- [Goal] Exactly as they appear, output all of the records. Skip any images.

- [Task inputs]
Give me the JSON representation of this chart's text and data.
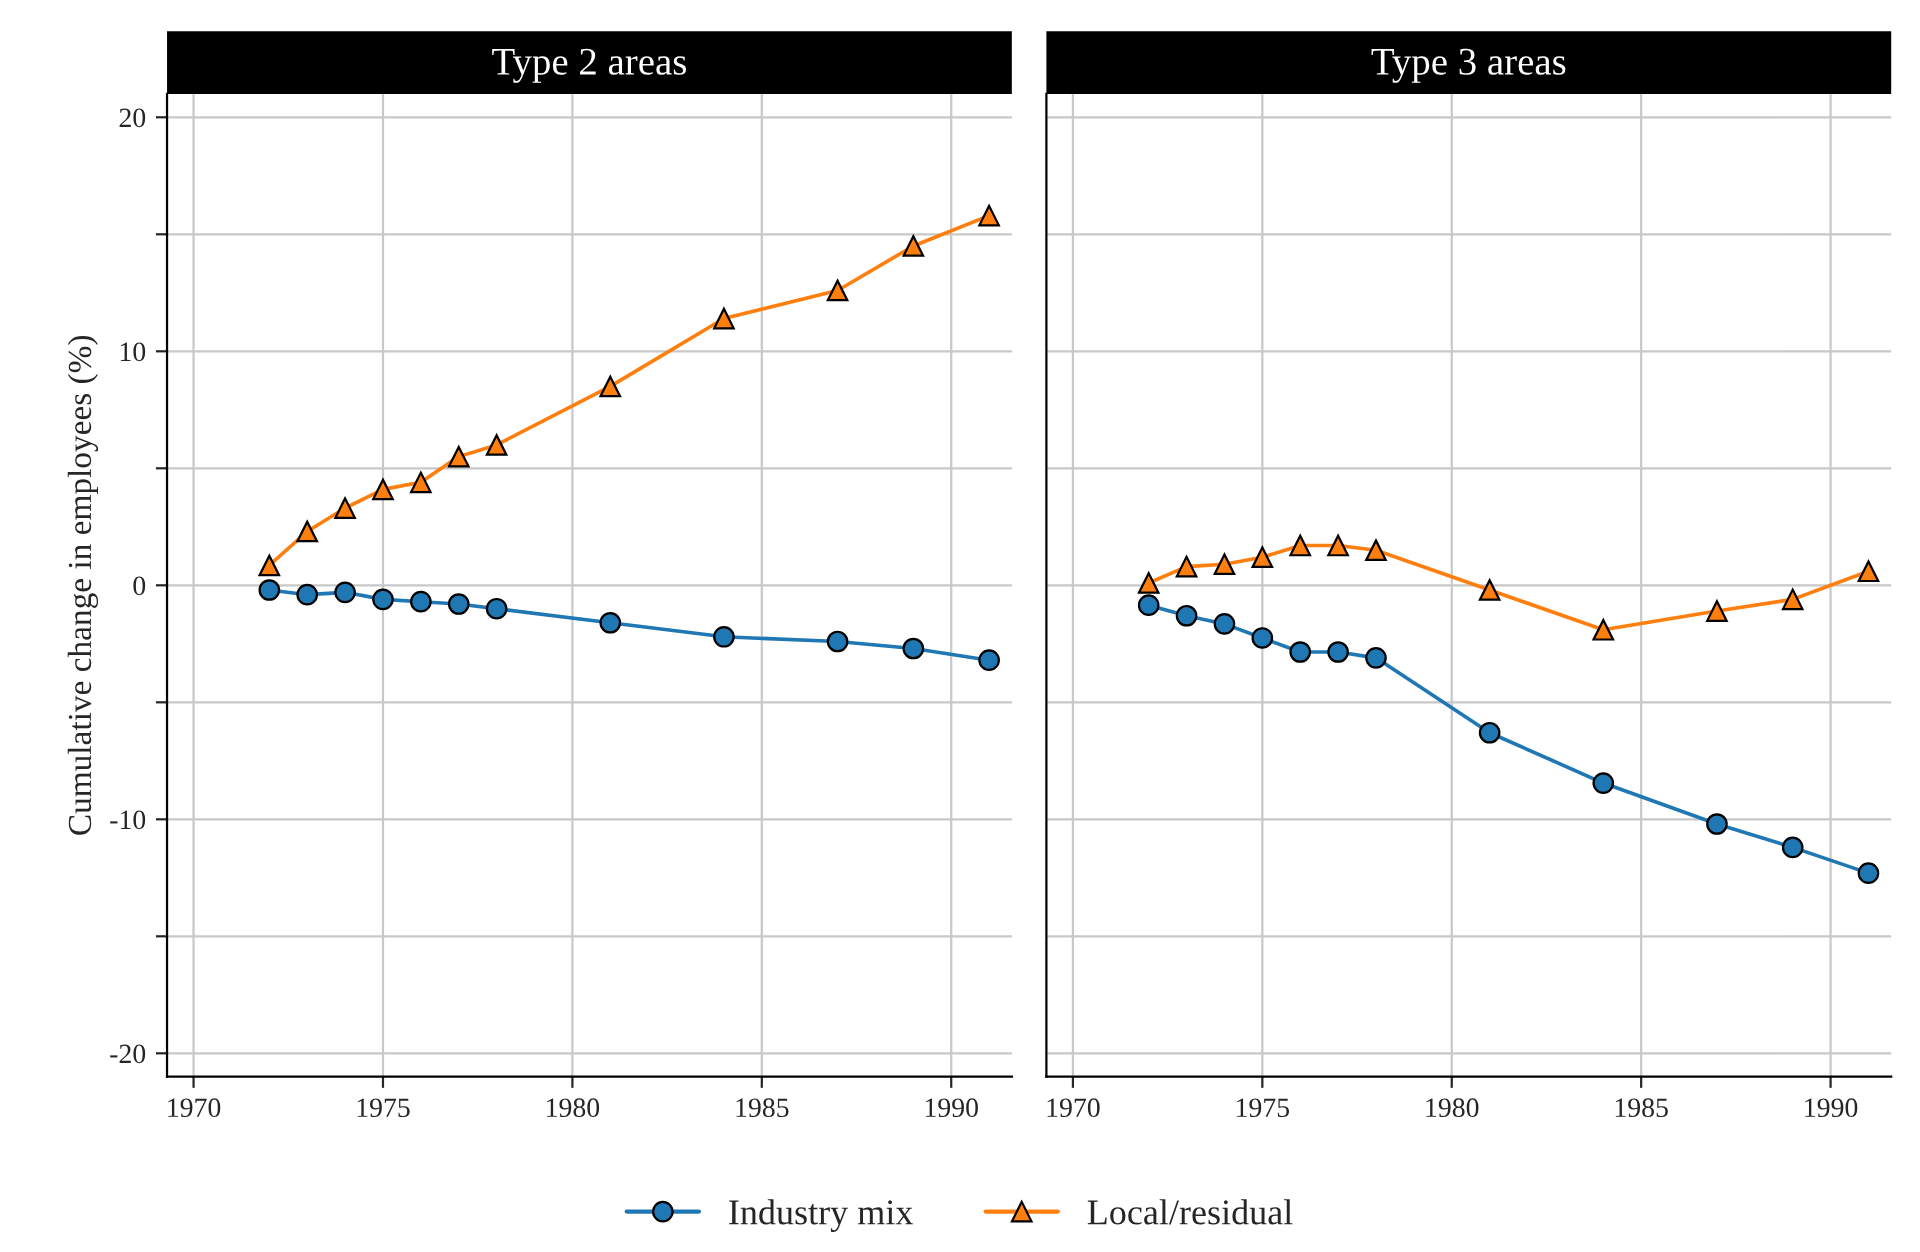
{
  "chart_data": [
    {
      "type": "line",
      "title": "Type 2 areas",
      "ylabel": "Cumulative change in employees (%)",
      "x": [
        1972,
        1973,
        1974,
        1975,
        1976,
        1977,
        1978,
        1981,
        1984,
        1987,
        1989,
        1991
      ],
      "series": [
        {
          "name": "Industry mix",
          "color": "#1f77b4",
          "marker": "circle",
          "values": [
            -0.2,
            -0.4,
            -0.3,
            -0.6,
            -0.7,
            -0.8,
            -1.0,
            -1.6,
            -2.2,
            -2.4,
            -2.7,
            -3.2
          ]
        },
        {
          "name": "Local/residual",
          "color": "#ff7f0e",
          "marker": "triangle",
          "values": [
            0.85,
            2.3,
            3.3,
            4.1,
            4.4,
            5.5,
            6.0,
            8.5,
            11.4,
            12.6,
            14.5,
            15.8
          ]
        }
      ],
      "xlim": [
        1969.3,
        1991.6
      ],
      "xticks": [
        1970,
        1975,
        1980,
        1985,
        1990
      ],
      "ylim": [
        -21,
        21
      ],
      "yticks": [
        -20,
        {
          "value": -15,
          "label": null
        },
        -10,
        {
          "value": -5,
          "label": null
        },
        0,
        {
          "value": 5,
          "label": null
        },
        10,
        {
          "value": 15,
          "label": null
        },
        20
      ],
      "grid": true,
      "legend": "bottom"
    },
    {
      "type": "line",
      "title": "Type 3 areas",
      "x": [
        1972,
        1973,
        1974,
        1975,
        1976,
        1977,
        1978,
        1981,
        1984,
        1987,
        1989,
        1991
      ],
      "series": [
        {
          "name": "Industry mix",
          "color": "#1f77b4",
          "marker": "circle",
          "values": [
            -0.85,
            -1.3,
            -1.65,
            -2.25,
            -2.85,
            -2.85,
            -3.1,
            -6.3,
            -8.45,
            -10.2,
            -11.2,
            -12.3
          ]
        },
        {
          "name": "Local/residual",
          "color": "#ff7f0e",
          "marker": "triangle",
          "values": [
            0.1,
            0.8,
            0.9,
            1.2,
            1.7,
            1.7,
            1.5,
            -0.2,
            -1.9,
            -1.1,
            -0.6,
            0.6
          ]
        }
      ],
      "xlim": [
        1969.3,
        1991.6
      ],
      "xticks": [
        1970,
        1975,
        1980,
        1985,
        1990
      ],
      "ylim": [
        -21,
        21
      ],
      "yticks": [
        -20,
        {
          "value": -15,
          "label": null
        },
        -10,
        {
          "value": -5,
          "label": null
        },
        0,
        {
          "value": 5,
          "label": null
        },
        10,
        {
          "value": 15,
          "label": null
        },
        20
      ],
      "grid": true,
      "tick_labels": "x"
    }
  ]
}
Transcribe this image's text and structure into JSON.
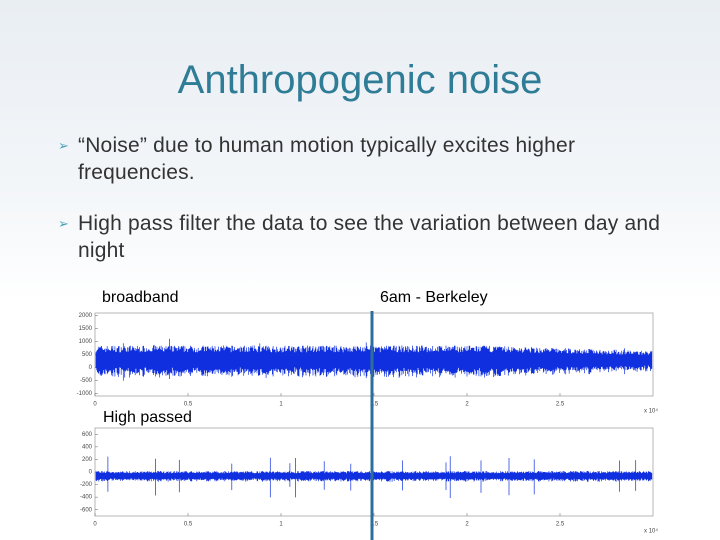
{
  "title": "Anthropogenic noise",
  "bullets": [
    "“Noise” due to human motion typically excites higher frequencies.",
    "High pass filter the data to see the variation between day and night"
  ],
  "labels": {
    "left": "broadband",
    "right": "6am - Berkeley",
    "lower": "High passed"
  },
  "plots": [
    {
      "name": "broadband",
      "xlim": [
        0,
        3
      ],
      "xticks": [
        "0",
        "0.5",
        "1",
        "1.5",
        "2",
        "2.5"
      ],
      "xscale": "x 10⁴",
      "ylim": [
        -1100,
        2100
      ],
      "yticks": [
        "2000",
        "1500",
        "1000",
        "500",
        "0",
        "-500",
        "-1000"
      ]
    },
    {
      "name": "high passed",
      "xlim": [
        0,
        3
      ],
      "xticks": [
        "0",
        "0.5",
        "1",
        "1.5",
        "2",
        "2.5"
      ],
      "xscale": "x 10⁴",
      "ylim": [
        -700,
        700
      ],
      "yticks": [
        "600",
        "400",
        "200",
        "0",
        "-200",
        "-400",
        "-600"
      ]
    }
  ]
}
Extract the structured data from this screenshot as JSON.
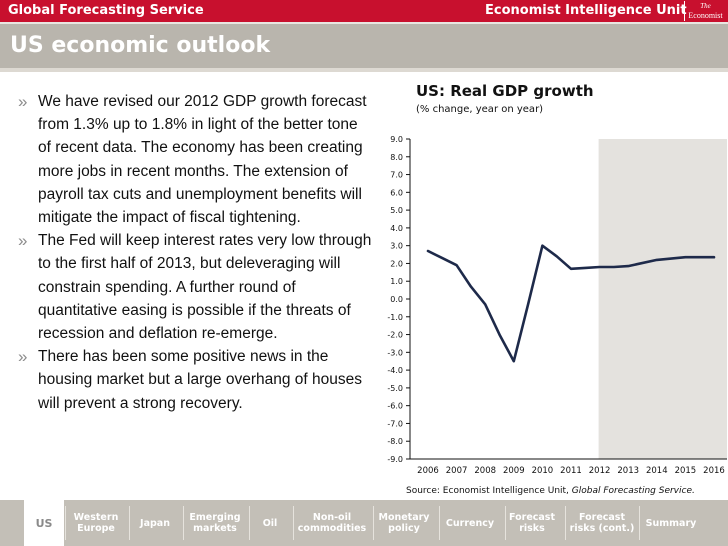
{
  "header": {
    "service": "Global Forecasting Service",
    "eiu": "Economist Intelligence Unit",
    "logo_the": "The",
    "logo_name": "Economist"
  },
  "page_title": "US economic outlook",
  "bullets": [
    "We have revised our 2012 GDP growth forecast from 1.3% up to 1.8% in light of the better tone of recent data. The economy has been creating more jobs in recent months. The extension of payroll tax cuts and unemployment benefits will mitigate the impact of fiscal tightening.",
    "The Fed will keep interest rates very low through to the first half of 2013, but deleveraging will constrain spending. A further round of quantitative easing is possible if the threats of recession and deflation re-emerge.",
    "There has been some positive news in the housing market but a large overhang of houses will prevent  a strong recovery."
  ],
  "bullet_marker": "»",
  "chart_data": {
    "type": "line",
    "title": "US: Real GDP growth",
    "subtitle": "(% change,  year on year)",
    "source_prefix": "Source: Economist Intelligence Unit, ",
    "source_italic": "Global Forecasting Service.",
    "xlabel": "",
    "ylabel": "",
    "ylim": [
      -9.0,
      9.0
    ],
    "yticks": [
      "9.0",
      "8.0",
      "7.0",
      "6.0",
      "5.0",
      "4.0",
      "3.0",
      "2.0",
      "1.0",
      "0.0",
      "-1.0",
      "-2.0",
      "-3.0",
      "-4.0",
      "-5.0",
      "-6.0",
      "-7.0",
      "-8.0",
      "-9.0"
    ],
    "categories": [
      "2006",
      "2007",
      "2008",
      "2009",
      "2010",
      "2011",
      "2012",
      "2013",
      "2014",
      "2015",
      "2016"
    ],
    "series": [
      {
        "x": [
          2006,
          2006.5,
          2007,
          2007.5,
          2008,
          2008.5,
          2009,
          2009.5,
          2010,
          2010.5,
          2011,
          2011.5,
          2012,
          2012.5,
          2013,
          2014,
          2015,
          2016
        ],
        "values": [
          2.7,
          2.3,
          1.9,
          0.7,
          -0.3,
          -2.0,
          -3.5,
          -0.3,
          3.0,
          2.4,
          1.7,
          1.75,
          1.8,
          1.8,
          1.85,
          2.2,
          2.35,
          2.35
        ]
      }
    ],
    "forecast_shading_from": "2012",
    "colors": {
      "line": "#1e2a4a",
      "forecast_band": "#e4e2de",
      "axis": "#111111"
    }
  },
  "nav": [
    {
      "label": "US",
      "active": true
    },
    {
      "label": "Western Europe"
    },
    {
      "label": "Japan"
    },
    {
      "label": "Emerging markets"
    },
    {
      "label": "Oil"
    },
    {
      "label": "Non-oil commodities"
    },
    {
      "label": "Monetary policy"
    },
    {
      "label": "Currency"
    },
    {
      "label": "Forecast risks"
    },
    {
      "label": "Forecast risks (cont.)"
    },
    {
      "label": "Summary"
    }
  ],
  "colors": {
    "brand_red": "#c8102e",
    "title_band": "#b9b5ad",
    "nav_bg": "#c3bfb7"
  }
}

- [Complete answer]
Give me the JSON representation of this chart's text and data.
{
  "chart_data": [
    {
      "type": "line",
      "title": "Type 2 areas",
      "ylabel": "Cumulative change in employees (%)",
      "x": [
        1972,
        1973,
        1974,
        1975,
        1976,
        1977,
        1978,
        1981,
        1984,
        1987,
        1989,
        1991
      ],
      "series": [
        {
          "name": "Industry mix",
          "color": "#1f77b4",
          "marker": "circle",
          "values": [
            -0.2,
            -0.4,
            -0.3,
            -0.6,
            -0.7,
            -0.8,
            -1.0,
            -1.6,
            -2.2,
            -2.4,
            -2.7,
            -3.2
          ]
        },
        {
          "name": "Local/residual",
          "color": "#ff7f0e",
          "marker": "triangle",
          "values": [
            0.85,
            2.3,
            3.3,
            4.1,
            4.4,
            5.5,
            6.0,
            8.5,
            11.4,
            12.6,
            14.5,
            15.8
          ]
        }
      ],
      "xlim": [
        1969.3,
        1991.6
      ],
      "xticks": [
        1970,
        1975,
        1980,
        1985,
        1990
      ],
      "ylim": [
        -21,
        21
      ],
      "yticks": [
        -20,
        {
          "value": -15,
          "label": null
        },
        -10,
        {
          "value": -5,
          "label": null
        },
        0,
        {
          "value": 5,
          "label": null
        },
        10,
        {
          "value": 15,
          "label": null
        },
        20
      ],
      "grid": true,
      "legend": "bottom"
    },
    {
      "type": "line",
      "title": "Type 3 areas",
      "x": [
        1972,
        1973,
        1974,
        1975,
        1976,
        1977,
        1978,
        1981,
        1984,
        1987,
        1989,
        1991
      ],
      "series": [
        {
          "name": "Industry mix",
          "color": "#1f77b4",
          "marker": "circle",
          "values": [
            -0.85,
            -1.3,
            -1.65,
            -2.25,
            -2.85,
            -2.85,
            -3.1,
            -6.3,
            -8.45,
            -10.2,
            -11.2,
            -12.3
          ]
        },
        {
          "name": "Local/residual",
          "color": "#ff7f0e",
          "marker": "triangle",
          "values": [
            0.1,
            0.8,
            0.9,
            1.2,
            1.7,
            1.7,
            1.5,
            -0.2,
            -1.9,
            -1.1,
            -0.6,
            0.6
          ]
        }
      ],
      "xlim": [
        1969.3,
        1991.6
      ],
      "xticks": [
        1970,
        1975,
        1980,
        1985,
        1990
      ],
      "ylim": [
        -21,
        21
      ],
      "yticks": [
        -20,
        {
          "value": -15,
          "label": null
        },
        -10,
        {
          "value": -5,
          "label": null
        },
        0,
        {
          "value": 5,
          "label": null
        },
        10,
        {
          "value": 15,
          "label": null
        },
        20
      ],
      "grid": true,
      "tick_labels": "x"
    }
  ]
}
Transcribe this image's text and structure into JSON.
{
  "title": "Anthropogenic noise",
  "bullets": [
    "“Noise” due to human motion typically excites higher frequencies.",
    "High pass filter the data to see the variation between day and night"
  ],
  "labels": {
    "left": "broadband",
    "right": "6am - Berkeley",
    "lower": "High passed"
  },
  "plots": [
    {
      "name": "broadband",
      "xlim": [
        0,
        3
      ],
      "xticks": [
        "0",
        "0.5",
        "1",
        "1.5",
        "2",
        "2.5"
      ],
      "xscale": "x 10⁴",
      "ylim": [
        -1100,
        2100
      ],
      "yticks": [
        "2000",
        "1500",
        "1000",
        "500",
        "0",
        "-500",
        "-1000"
      ]
    },
    {
      "name": "high passed",
      "xlim": [
        0,
        3
      ],
      "xticks": [
        "0",
        "0.5",
        "1",
        "1.5",
        "2",
        "2.5"
      ],
      "xscale": "x 10⁴",
      "ylim": [
        -700,
        700
      ],
      "yticks": [
        "600",
        "400",
        "200",
        "0",
        "-200",
        "-400",
        "-600"
      ]
    }
  ]
}
Extract the structured data from this screenshot as JSON.
{
  "header": {
    "service": "Global Forecasting Service",
    "eiu": "Economist Intelligence Unit",
    "logo_the": "The",
    "logo_name": "Economist"
  },
  "page_title": "US economic outlook",
  "bullets": [
    "We have revised our 2012 GDP growth forecast from 1.3% up to 1.8% in light of the better tone of recent data. The economy has been creating more jobs in recent months. The extension of payroll tax cuts and unemployment benefits will mitigate the impact of fiscal tightening.",
    "The Fed will keep interest rates very low through to the first half of 2013, but deleveraging will constrain spending. A further round of quantitative easing is possible if the threats of recession and deflation re-emerge.",
    "There has been some positive news in the housing market but a large overhang of houses will prevent  a strong recovery."
  ],
  "bullet_marker": "»",
  "chart_data": {
    "type": "line",
    "title": "US: Real GDP growth",
    "subtitle": "(% change,  year on year)",
    "source_prefix": "Source: Economist Intelligence Unit, ",
    "source_italic": "Global Forecasting Service.",
    "xlabel": "",
    "ylabel": "",
    "ylim": [
      -9.0,
      9.0
    ],
    "yticks": [
      "9.0",
      "8.0",
      "7.0",
      "6.0",
      "5.0",
      "4.0",
      "3.0",
      "2.0",
      "1.0",
      "0.0",
      "-1.0",
      "-2.0",
      "-3.0",
      "-4.0",
      "-5.0",
      "-6.0",
      "-7.0",
      "-8.0",
      "-9.0"
    ],
    "categories": [
      "2006",
      "2007",
      "2008",
      "2009",
      "2010",
      "2011",
      "2012",
      "2013",
      "2014",
      "2015",
      "2016"
    ],
    "series": [
      {
        "x": [
          2006,
          2006.5,
          2007,
          2007.5,
          2008,
          2008.5,
          2009,
          2009.5,
          2010,
          2010.5,
          2011,
          2011.5,
          2012,
          2012.5,
          2013,
          2014,
          2015,
          2016
        ],
        "values": [
          2.7,
          2.3,
          1.9,
          0.7,
          -0.3,
          -2.0,
          -3.5,
          -0.3,
          3.0,
          2.4,
          1.7,
          1.75,
          1.8,
          1.8,
          1.85,
          2.2,
          2.35,
          2.35
        ]
      }
    ],
    "forecast_shading_from": "2012",
    "colors": {
      "line": "#1e2a4a",
      "forecast_band": "#e4e2de",
      "axis": "#111111"
    }
  },
  "nav": [
    {
      "label": "US",
      "active": true
    },
    {
      "label": "Western Europe"
    },
    {
      "label": "Japan"
    },
    {
      "label": "Emerging markets"
    },
    {
      "label": "Oil"
    },
    {
      "label": "Non-oil commodities"
    },
    {
      "label": "Monetary policy"
    },
    {
      "label": "Currency"
    },
    {
      "label": "Forecast risks"
    },
    {
      "label": "Forecast risks (cont.)"
    },
    {
      "label": "Summary"
    }
  ],
  "colors": {
    "brand_red": "#c8102e",
    "title_band": "#b9b5ad",
    "nav_bg": "#c3bfb7"
  }
}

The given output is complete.